** Start Supplied records **
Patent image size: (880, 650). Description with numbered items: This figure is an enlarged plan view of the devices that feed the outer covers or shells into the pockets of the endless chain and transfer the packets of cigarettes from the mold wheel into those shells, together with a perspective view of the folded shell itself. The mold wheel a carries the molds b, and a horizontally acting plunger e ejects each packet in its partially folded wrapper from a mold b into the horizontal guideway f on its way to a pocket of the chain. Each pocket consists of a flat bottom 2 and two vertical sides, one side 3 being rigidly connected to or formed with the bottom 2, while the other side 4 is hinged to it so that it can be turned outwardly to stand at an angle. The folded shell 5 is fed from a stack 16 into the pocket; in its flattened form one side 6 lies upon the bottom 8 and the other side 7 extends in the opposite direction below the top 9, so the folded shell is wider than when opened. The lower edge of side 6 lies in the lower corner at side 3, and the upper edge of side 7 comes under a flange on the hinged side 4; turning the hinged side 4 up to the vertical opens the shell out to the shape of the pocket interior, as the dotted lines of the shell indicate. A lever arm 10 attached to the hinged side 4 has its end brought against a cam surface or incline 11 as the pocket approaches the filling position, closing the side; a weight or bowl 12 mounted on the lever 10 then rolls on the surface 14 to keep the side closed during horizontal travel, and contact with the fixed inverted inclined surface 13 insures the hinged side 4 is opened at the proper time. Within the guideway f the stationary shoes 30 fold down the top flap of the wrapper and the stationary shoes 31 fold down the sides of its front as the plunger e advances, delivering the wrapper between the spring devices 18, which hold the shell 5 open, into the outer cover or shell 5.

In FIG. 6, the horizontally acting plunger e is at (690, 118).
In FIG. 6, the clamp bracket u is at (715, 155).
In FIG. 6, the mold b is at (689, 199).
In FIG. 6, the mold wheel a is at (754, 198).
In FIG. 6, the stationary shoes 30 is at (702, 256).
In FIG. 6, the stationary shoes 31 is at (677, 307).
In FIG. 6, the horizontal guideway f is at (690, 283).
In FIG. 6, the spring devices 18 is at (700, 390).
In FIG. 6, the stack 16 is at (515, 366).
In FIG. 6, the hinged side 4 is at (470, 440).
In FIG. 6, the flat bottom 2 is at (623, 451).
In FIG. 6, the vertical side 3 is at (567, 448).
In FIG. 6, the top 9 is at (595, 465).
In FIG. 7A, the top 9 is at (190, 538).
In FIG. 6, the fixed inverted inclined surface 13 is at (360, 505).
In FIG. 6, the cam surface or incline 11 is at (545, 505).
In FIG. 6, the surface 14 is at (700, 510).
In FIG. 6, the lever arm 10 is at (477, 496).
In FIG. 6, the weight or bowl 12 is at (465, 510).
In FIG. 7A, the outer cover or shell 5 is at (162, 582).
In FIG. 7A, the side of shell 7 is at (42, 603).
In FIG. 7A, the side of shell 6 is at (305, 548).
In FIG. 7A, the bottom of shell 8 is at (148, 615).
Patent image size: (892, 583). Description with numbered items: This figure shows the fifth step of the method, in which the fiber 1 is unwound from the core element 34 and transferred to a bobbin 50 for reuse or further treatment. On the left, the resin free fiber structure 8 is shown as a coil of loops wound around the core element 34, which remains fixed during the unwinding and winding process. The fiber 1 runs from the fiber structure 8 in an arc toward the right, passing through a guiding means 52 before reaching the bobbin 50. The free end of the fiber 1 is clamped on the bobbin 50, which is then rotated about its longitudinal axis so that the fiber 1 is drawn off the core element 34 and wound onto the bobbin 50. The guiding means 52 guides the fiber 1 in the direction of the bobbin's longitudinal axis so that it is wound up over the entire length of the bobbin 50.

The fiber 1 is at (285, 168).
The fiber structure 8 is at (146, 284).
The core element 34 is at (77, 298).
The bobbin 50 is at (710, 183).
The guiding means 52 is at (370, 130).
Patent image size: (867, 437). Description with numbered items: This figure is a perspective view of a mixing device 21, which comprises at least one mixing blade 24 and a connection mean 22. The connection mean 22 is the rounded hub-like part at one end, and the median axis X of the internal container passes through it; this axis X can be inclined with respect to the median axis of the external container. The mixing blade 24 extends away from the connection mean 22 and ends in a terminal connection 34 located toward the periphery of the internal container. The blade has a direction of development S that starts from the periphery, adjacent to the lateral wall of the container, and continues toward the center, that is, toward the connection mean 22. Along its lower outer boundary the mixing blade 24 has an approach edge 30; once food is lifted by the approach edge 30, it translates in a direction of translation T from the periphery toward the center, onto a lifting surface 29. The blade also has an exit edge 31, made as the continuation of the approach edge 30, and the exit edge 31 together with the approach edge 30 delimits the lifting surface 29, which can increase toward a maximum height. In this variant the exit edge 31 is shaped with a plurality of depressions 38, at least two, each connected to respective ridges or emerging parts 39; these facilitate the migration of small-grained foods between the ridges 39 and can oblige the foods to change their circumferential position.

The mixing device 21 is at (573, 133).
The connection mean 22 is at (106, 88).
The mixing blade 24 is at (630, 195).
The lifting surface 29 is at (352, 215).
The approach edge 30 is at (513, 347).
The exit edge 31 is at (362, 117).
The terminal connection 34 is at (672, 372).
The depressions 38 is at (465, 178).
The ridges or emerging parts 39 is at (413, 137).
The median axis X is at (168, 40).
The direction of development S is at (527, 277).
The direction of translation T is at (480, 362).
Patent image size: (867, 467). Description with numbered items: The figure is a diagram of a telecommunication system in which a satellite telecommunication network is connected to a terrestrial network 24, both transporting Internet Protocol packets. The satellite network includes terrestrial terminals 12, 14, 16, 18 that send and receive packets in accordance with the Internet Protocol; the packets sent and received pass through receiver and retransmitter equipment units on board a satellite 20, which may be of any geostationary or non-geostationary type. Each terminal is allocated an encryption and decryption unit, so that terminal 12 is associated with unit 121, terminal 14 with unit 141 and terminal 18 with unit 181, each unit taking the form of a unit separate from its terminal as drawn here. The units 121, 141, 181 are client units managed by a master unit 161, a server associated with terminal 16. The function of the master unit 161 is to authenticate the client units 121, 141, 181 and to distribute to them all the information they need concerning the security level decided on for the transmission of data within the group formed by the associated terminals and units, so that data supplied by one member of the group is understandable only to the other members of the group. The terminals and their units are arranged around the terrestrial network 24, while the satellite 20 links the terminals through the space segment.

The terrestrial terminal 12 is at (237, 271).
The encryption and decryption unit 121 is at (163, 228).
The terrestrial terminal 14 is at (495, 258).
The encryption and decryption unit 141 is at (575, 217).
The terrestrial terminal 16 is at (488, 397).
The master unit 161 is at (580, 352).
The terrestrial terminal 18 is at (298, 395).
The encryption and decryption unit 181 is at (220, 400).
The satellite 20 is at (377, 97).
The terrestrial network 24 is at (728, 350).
** End Supplied records **
* Written instruction: Lay out all of the records above as a two-column CSV with the columns "description" and "locations," with one row for each record. Put each record's text and its answer in their own quoted fields, and replace any line breaks with spaces.

* Full response:
description,locations
"Patent image size: (880, 650). Description with numbered items: This figure is an enlarged plan view of the devices that feed the outer covers or shells into the pockets of the endless chain and transfer the packets of cigarettes from the mold wheel into those shells, together with a perspective view of the folded shell itself. The mold wheel a carries the molds b, and a horizontally acting plunger e ejects each packet in its partially folded wrapper from a mold b into the horizontal guideway f on its way to a pocket of the chain. Each pocket consists of a flat bottom 2 and two vertical sides, one side 3 being rigidly connected to or formed with the bottom 2, while the other side 4 is hinged to it so that it can be turned outwardly to stand at an angle. The folded shell 5 is fed from a stack 16 into the pocket; in its flattened form one side 6 lies upon the bottom 8 and the other side 7 extends in the opposite direction below the top 9, so the folded shell is wider than when opened. The lower edge of side 6 lies in the lower corner at side 3, and the upper edge of side 7 comes under a flange on the hinged side 4; turning the hinged side 4 up to the vertical opens the shell out to the shape of the pocket interior, as the dotted lines of the shell indicate. A lever arm 10 attached to the hinged side 4 has its end brought against a cam surface or incline 11 as the pocket approaches the filling position, closing the side; a weight or bowl 12 mounted on the lever 10 then rolls on the surface 14 to keep the side closed during horizontal travel, and contact with the fixed inverted inclined surface 13 insures the hinged side 4 is opened at the proper time. Within the guideway f the stationary shoes 30 fold down the top flap of the wrapper and the stationary shoes 31 fold down the sides of its front as the plunger e advances, delivering the wrapper between the spring devices 18, which hold the shell 5 open, into the outer cover or shell 5.","In FIG. 6, the horizontally acting plunger e is at (690, 118). In FIG. 6, the clamp bracket u is at (715, 155). In FIG. 6, the mold b is at (689, 199). In FIG. 6, the mold wheel a is at (754, 198). In FIG. 6, the stationary shoes 30 is at (702, 256). In FIG. 6, the stationary shoes 31 is at (677, 307). In FIG. 6, the horizontal guideway f is at (690, 283). In FIG. 6, the spring devices 18 is at (700, 390). In FIG. 6, the stack 16 is at (515, 366). In FIG. 6, the hinged side 4 is at (470, 440). In FIG. 6, the flat bottom 2 is at (623, 451). In FIG. 6, the vertical side 3 is at (567, 448). In FIG. 6, the top 9 is at (595, 465). In FIG. 7A, the top 9 is at (190, 538). In FIG. 6, the fixed inverted inclined surface 13 is at (360, 505). In FIG. 6, the cam surface or incline 11 is at (545, 505). In FIG. 6, the surface 14 is at (700, 510). In FIG. 6, the lever arm 10 is at (477, 496). In FIG. 6, the weight or bowl 12 is at (465, 510). In FIG. 7A, the outer cover or shell 5 is at (162, 582). In FIG. 7A, the side of shell 7 is at (42, 603). In FIG. 7A, the side of shell 6 is at (305, 548). In FIG. 7A, the bottom of shell 8 is at (148, 615)."
"Patent image size: (892, 583). Description with numbered items: This figure shows the fifth step of the method, in which the fiber 1 is unwound from the core element 34 and transferred to a bobbin 50 for reuse or further treatment. On the left, the resin free fiber structure 8 is shown as a coil of loops wound around the core element 34, which remains fixed during the unwinding and winding process. The fiber 1 runs from the fiber structure 8 in an arc toward the right, passing through a guiding means 52 before reaching the bobbin 50. The free end of the fiber 1 is clamped on the bobbin 50, which is then rotated about its longitudinal axis so that the fiber 1 is drawn off the core element 34 and wound onto the bobbin 50. The guiding means 52 guides the fiber 1 in the direction of the bobbin's longitudinal axis so that it is wound up over the entire length of the bobbin 50.","The fiber 1 is at (285, 168). The fiber structure 8 is at (146, 284). The core element 34 is at (77, 298). The bobbin 50 is at (710, 183). The guiding means 52 is at (370, 130)."
"Patent image size: (867, 437). Description with numbered items: This figure is a perspective view of a mixing device 21, which comprises at least one mixing blade 24 and a connection mean 22. The connection mean 22 is the rounded hub-like part at one end, and the median axis X of the internal container passes through it; this axis X can be inclined with respect to the median axis of the external container. The mixing blade 24 extends away from the connection mean 22 and ends in a terminal connection 34 located toward the periphery of the internal container. The blade has a direction of development S that starts from the periphery, adjacent to the lateral wall of the container, and continues toward the center, that is, toward the connection mean 22. Along its lower outer boundary the mixing blade 24 has an approach edge 30; once food is lifted by the approach edge 30, it translates in a direction of translation T from the periphery toward the center, onto a lifting surface 29. The blade also has an exit edge 31, made as the continuation of the approach edge 30, and the exit edge 31 together with the approach edge 30 delimits the lifting surface 29, which can increase toward a maximum height. In this variant the exit edge 31 is shaped with a plurality of depressions 38, at least two, each connected to respective ridges or emerging parts 39; these facilitate the migration of small-grained foods between the ridges 39 and can oblige the foods to change their circumferential position.","The mixing device 21 is at (573, 133). The connection mean 22 is at (106, 88). The mixing blade 24 is at (630, 195). The lifting surface 29 is at (352, 215). The approach edge 30 is at (513, 347). The exit edge 31 is at (362, 117). The terminal connection 34 is at (672, 372). The depressions 38 is at (465, 178). The ridges or emerging parts 39 is at (413, 137). The median axis X is at (168, 40). The direction of development S is at (527, 277). The direction of translation T is at (480, 362)."
"Patent image size: (867, 467). Description with numbered items: The figure is a diagram of a telecommunication system in which a satellite telecommunication network is connected to a terrestrial network 24, both transporting Internet Protocol packets. The satellite network includes terrestrial terminals 12, 14, 16, 18 that send and receive packets in accordance with the Internet Protocol; the packets sent and received pass through receiver and retransmitter equipment units on board a satellite 20, which may be of any geostationary or non-geostationary type. Each terminal is allocated an encryption and decryption unit, so that terminal 12 is associated with unit 121, terminal 14 with unit 141 and terminal 18 with unit 181, each unit taking the form of a unit separate from its terminal as drawn here. The units 121, 141, 181 are client units managed by a master unit 161, a server associated with terminal 16. The function of the master unit 161 is to authenticate the client units 121, 141, 181 and to distribute to them all the information they need concerning the security level decided on for the transmission of data within the group formed by the associated terminals and units, so that data supplied by one member of the group is understandable only to the other members of the group. The terminals and their units are arranged around the terrestrial network 24, while the satellite 20 links the terminals through the space segment.","The terrestrial terminal 12 is at (237, 271). The encryption and decryption unit 121 is at (163, 228). The terrestrial terminal 14 is at (495, 258). The encryption and decryption unit 141 is at (575, 217). The terrestrial terminal 16 is at (488, 397). The master unit 161 is at (580, 352). The terrestrial terminal 18 is at (298, 395). The encryption and decryption unit 181 is at (220, 400). The satellite 20 is at (377, 97). The terrestrial network 24 is at (728, 350)."